Given task. Check each line of the data below for the word "What", then extract the ones that have it.

Records that describe figures.

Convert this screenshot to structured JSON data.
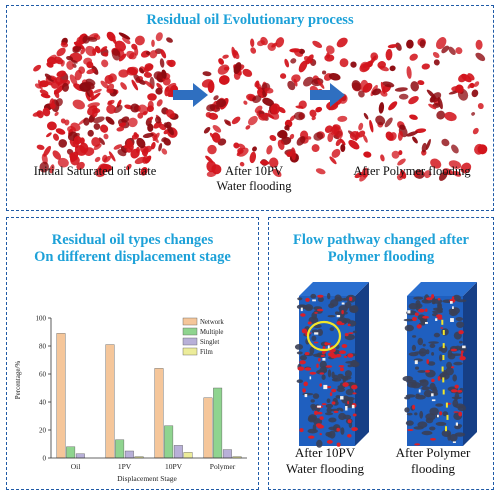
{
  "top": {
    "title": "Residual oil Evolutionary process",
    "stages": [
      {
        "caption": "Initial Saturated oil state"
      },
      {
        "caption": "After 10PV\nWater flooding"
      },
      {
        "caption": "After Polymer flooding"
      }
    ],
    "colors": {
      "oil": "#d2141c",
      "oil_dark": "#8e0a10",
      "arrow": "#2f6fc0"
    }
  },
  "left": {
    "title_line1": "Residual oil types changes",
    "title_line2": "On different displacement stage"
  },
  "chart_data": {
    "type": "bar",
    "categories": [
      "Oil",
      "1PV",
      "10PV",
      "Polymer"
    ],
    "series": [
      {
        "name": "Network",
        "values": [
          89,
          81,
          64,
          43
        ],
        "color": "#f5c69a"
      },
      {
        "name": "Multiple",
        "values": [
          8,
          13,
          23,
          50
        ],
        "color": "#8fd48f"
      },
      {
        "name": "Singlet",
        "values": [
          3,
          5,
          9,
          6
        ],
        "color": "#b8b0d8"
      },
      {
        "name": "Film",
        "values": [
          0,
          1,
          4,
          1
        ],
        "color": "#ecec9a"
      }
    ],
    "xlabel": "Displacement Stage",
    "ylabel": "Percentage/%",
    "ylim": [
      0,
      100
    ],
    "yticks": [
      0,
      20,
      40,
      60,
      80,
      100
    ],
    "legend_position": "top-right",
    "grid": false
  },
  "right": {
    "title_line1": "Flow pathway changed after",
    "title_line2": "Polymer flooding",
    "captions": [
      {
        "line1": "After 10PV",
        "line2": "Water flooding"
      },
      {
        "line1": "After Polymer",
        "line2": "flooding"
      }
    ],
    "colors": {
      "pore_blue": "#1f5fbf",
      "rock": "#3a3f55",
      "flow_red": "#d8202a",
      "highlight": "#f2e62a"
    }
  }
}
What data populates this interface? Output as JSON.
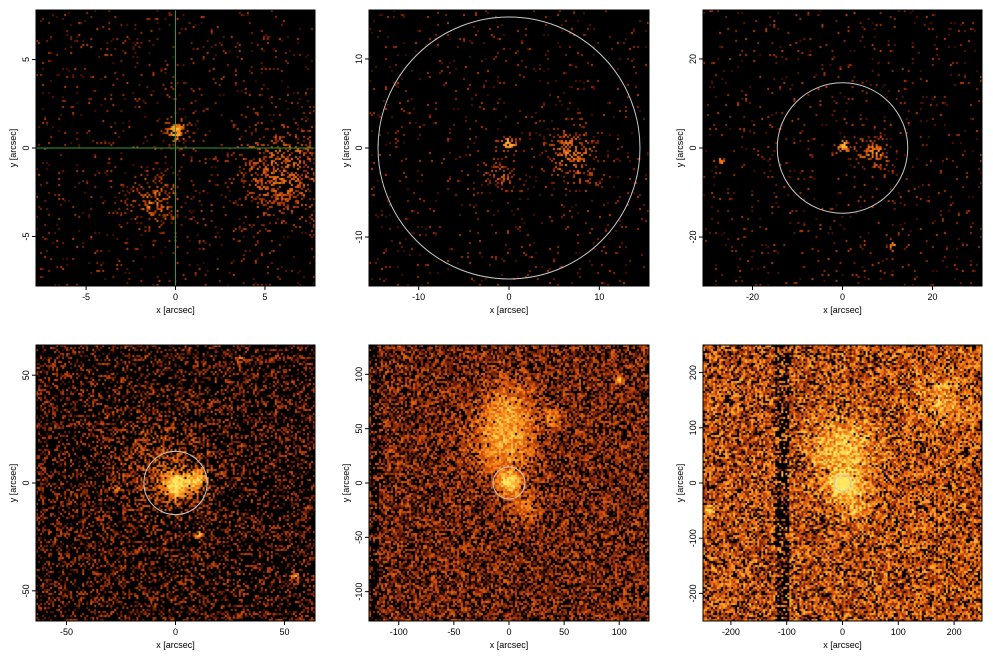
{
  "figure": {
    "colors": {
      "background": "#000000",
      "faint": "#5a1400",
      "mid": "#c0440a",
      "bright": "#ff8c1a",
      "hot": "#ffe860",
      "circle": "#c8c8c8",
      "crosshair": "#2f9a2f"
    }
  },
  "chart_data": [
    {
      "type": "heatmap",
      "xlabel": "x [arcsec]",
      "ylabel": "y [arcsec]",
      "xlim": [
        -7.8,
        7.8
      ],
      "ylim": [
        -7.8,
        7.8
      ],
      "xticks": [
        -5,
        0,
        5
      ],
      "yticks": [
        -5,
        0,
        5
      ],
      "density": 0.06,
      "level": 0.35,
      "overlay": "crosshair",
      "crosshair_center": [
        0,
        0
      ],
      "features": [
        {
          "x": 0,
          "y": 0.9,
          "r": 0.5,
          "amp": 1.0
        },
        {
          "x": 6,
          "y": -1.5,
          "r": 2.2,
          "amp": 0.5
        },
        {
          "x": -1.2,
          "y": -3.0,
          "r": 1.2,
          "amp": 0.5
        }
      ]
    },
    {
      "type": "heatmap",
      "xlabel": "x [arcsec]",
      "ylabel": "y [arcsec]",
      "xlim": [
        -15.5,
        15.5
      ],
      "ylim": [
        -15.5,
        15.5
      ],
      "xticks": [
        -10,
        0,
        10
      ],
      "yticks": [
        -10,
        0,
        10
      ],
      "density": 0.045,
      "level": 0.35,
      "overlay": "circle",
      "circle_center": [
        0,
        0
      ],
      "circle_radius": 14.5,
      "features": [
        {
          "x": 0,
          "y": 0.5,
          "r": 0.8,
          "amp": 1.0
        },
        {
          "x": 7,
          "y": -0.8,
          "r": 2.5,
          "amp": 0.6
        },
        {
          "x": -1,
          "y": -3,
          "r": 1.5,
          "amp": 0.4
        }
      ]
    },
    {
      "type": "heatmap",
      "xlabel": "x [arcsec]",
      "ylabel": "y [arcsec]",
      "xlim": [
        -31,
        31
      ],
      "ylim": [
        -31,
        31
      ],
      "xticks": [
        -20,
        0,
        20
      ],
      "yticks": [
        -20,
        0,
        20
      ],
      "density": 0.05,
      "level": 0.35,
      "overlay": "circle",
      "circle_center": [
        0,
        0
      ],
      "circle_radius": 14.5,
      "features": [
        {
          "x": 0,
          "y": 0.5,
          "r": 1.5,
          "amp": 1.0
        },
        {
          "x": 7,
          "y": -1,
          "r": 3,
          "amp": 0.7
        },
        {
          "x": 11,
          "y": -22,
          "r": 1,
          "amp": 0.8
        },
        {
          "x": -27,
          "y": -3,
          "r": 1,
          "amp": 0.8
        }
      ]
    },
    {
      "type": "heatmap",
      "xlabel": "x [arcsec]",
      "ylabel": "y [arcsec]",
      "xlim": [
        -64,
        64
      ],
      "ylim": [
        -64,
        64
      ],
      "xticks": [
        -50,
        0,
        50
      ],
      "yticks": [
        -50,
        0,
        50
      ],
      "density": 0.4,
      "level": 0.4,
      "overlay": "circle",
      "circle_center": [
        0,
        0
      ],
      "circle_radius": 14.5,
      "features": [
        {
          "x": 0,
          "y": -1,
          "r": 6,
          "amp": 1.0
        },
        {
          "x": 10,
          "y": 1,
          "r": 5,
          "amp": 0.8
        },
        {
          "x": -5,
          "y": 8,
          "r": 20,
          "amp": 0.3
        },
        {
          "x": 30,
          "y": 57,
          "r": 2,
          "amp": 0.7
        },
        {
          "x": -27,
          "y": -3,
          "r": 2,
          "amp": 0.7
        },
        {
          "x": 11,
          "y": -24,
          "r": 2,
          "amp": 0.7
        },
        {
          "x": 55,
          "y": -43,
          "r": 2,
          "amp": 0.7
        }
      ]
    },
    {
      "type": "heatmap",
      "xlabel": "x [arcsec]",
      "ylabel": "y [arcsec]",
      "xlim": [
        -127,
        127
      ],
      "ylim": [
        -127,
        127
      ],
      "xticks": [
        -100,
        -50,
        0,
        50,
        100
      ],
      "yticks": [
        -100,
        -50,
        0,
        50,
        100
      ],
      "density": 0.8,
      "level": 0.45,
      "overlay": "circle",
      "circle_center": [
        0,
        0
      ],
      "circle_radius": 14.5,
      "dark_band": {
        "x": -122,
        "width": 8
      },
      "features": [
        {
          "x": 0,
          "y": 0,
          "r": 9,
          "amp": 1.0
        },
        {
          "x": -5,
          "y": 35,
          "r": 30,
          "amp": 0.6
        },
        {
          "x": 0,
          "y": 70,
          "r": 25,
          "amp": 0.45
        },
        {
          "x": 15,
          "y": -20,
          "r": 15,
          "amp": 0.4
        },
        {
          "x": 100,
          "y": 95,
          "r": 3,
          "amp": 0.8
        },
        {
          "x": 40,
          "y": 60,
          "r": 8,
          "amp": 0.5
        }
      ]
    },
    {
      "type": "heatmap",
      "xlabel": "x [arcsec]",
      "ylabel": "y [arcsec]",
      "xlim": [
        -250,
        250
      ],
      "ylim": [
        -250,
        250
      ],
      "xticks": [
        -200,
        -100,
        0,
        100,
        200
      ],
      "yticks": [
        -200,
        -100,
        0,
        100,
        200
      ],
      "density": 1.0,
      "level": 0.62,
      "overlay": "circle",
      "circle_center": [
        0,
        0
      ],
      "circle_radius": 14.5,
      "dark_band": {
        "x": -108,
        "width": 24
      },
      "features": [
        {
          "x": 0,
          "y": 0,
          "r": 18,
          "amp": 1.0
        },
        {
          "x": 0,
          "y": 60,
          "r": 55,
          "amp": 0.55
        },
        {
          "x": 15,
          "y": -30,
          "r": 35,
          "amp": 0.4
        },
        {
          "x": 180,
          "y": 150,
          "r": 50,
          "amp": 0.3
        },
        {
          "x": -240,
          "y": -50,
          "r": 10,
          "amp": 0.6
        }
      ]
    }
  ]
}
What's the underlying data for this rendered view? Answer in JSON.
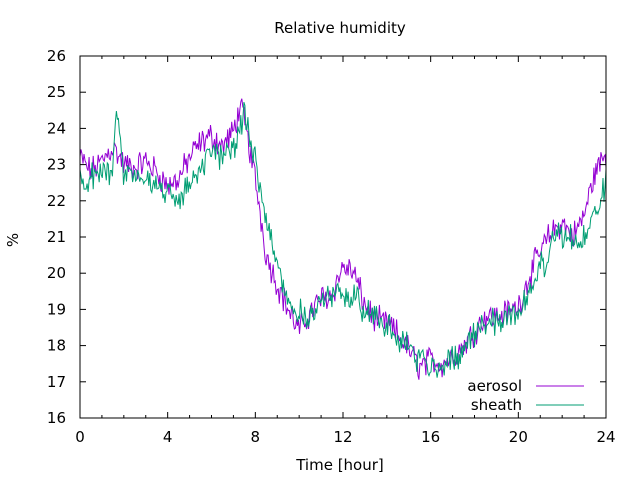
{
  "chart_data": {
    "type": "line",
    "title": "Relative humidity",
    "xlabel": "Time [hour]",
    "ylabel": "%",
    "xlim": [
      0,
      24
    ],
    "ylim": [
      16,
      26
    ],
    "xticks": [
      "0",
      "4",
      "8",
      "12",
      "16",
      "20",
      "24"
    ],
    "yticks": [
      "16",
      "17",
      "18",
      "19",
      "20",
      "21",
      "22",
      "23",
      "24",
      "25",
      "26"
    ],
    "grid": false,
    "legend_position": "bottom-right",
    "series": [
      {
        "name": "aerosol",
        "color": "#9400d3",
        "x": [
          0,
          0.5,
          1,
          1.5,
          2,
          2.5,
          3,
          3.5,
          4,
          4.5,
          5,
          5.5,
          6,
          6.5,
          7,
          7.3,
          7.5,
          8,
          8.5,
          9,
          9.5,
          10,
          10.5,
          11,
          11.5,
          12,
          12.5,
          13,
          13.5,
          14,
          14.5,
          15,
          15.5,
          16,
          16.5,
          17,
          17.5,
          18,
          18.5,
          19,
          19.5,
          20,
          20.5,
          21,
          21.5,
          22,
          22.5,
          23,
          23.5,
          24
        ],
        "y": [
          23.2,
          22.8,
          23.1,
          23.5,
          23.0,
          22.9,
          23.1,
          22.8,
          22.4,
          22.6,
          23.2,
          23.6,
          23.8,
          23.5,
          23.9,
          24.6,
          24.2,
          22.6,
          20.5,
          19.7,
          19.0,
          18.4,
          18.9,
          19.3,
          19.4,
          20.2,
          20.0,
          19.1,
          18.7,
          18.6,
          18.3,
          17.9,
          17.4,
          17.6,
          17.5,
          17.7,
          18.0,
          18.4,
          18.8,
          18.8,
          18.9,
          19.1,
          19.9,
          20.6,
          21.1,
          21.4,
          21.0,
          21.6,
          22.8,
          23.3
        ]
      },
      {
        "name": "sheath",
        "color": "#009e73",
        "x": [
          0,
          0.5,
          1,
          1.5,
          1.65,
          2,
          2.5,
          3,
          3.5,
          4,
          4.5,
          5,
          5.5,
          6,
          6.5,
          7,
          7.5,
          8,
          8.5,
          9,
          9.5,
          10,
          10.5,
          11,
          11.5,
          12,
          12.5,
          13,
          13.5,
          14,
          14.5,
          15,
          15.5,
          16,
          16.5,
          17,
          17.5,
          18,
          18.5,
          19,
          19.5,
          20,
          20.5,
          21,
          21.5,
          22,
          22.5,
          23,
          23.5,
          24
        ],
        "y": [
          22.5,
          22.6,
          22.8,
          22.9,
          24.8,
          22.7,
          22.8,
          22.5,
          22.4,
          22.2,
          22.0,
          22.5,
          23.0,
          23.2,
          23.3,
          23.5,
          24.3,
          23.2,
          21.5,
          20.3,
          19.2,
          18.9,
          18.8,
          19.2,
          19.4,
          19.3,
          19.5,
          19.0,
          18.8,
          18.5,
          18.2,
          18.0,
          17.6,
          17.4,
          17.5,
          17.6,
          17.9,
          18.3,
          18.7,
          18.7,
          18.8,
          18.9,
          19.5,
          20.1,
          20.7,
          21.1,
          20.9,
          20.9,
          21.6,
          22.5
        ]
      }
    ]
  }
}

Correct result.
What data populates this interface? Output as JSON.
What's the underlying data for this rendered view? Answer in JSON.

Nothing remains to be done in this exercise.